→ **Exercise aim**
Among the entries that follow, tally the lines with the string "vonken". Give no more than the number.

Collected data entries:
Start

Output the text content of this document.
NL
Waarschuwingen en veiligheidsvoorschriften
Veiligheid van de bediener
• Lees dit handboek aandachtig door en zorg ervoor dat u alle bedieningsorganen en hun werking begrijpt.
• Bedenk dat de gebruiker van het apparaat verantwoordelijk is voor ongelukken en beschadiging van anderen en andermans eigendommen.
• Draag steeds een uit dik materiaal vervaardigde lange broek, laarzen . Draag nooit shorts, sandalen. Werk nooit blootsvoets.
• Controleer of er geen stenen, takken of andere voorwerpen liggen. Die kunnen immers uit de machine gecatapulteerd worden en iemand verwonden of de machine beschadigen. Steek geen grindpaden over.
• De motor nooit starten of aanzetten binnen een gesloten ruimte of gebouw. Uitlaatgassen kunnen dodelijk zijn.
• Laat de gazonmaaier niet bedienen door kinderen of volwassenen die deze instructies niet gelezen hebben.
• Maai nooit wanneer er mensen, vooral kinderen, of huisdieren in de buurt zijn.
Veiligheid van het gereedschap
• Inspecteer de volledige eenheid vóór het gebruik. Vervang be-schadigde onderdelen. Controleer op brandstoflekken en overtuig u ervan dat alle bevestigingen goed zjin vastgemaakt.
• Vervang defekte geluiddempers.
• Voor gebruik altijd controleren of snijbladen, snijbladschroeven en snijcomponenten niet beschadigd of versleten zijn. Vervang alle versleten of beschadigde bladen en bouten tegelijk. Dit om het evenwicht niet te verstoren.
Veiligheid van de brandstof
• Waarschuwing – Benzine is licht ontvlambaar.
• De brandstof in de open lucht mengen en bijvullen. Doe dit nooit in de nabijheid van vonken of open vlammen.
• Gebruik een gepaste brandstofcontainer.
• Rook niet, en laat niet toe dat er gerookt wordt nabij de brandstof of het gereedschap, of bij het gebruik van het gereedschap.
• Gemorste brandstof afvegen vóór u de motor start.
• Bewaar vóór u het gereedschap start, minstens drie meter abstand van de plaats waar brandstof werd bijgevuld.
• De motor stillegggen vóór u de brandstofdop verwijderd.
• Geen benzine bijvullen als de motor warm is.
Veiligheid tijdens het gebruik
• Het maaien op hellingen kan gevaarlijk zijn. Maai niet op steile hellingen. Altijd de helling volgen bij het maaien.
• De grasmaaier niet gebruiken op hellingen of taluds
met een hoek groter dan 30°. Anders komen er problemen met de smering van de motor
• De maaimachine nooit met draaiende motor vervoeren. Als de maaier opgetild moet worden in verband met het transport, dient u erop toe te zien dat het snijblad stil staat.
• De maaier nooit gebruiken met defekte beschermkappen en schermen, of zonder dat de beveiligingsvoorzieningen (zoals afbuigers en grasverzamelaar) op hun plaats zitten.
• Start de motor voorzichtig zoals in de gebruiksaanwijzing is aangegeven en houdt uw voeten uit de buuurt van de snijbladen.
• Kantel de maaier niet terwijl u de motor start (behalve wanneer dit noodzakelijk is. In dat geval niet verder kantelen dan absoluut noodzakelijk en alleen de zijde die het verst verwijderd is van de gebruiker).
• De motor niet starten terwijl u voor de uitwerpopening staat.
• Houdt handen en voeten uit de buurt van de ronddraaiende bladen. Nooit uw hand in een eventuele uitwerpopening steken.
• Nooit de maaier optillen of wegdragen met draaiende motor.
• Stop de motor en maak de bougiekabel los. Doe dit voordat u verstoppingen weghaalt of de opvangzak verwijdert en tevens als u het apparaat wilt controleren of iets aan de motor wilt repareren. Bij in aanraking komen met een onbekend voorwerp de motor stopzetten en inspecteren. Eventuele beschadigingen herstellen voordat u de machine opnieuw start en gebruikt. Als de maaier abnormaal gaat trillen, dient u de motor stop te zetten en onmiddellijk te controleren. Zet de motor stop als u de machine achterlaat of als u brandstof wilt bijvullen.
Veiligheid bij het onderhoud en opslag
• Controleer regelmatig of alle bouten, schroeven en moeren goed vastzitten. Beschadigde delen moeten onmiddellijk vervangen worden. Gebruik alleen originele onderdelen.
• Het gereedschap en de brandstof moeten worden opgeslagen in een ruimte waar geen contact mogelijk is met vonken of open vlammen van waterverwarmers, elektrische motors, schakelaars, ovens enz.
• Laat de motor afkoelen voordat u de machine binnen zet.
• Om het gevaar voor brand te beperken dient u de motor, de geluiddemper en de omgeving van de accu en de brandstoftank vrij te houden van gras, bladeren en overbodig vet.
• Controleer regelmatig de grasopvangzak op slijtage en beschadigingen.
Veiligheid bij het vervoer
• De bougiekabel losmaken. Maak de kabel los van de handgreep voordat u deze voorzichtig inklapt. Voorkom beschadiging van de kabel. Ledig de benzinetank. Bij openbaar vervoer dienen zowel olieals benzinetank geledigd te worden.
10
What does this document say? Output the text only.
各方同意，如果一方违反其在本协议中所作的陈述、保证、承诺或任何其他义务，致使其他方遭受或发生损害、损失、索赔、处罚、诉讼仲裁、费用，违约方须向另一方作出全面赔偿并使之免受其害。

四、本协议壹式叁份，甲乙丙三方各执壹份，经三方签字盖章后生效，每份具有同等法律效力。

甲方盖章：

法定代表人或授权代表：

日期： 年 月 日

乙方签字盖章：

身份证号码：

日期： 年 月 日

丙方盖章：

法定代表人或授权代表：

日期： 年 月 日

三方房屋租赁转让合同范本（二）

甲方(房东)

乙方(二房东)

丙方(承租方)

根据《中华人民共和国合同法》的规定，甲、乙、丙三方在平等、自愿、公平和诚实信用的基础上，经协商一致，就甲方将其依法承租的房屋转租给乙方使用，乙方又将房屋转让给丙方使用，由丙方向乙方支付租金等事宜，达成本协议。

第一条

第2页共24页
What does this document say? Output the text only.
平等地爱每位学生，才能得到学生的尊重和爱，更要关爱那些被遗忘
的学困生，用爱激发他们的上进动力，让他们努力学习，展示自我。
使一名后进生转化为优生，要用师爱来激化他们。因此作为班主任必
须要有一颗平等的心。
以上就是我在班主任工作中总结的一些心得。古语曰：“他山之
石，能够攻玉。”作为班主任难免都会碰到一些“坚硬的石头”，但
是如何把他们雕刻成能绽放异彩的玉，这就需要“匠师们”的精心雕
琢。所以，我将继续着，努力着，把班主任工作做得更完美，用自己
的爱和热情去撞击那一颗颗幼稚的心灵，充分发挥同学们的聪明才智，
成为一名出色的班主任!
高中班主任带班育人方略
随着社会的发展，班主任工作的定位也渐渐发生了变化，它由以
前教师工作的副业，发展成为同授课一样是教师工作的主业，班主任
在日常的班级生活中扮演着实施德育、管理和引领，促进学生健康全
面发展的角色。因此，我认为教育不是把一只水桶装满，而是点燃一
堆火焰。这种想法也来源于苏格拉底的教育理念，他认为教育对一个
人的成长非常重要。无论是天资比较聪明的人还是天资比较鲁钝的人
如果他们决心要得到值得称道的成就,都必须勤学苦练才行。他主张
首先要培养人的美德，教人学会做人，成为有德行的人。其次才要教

End

→ **Exercise response**
2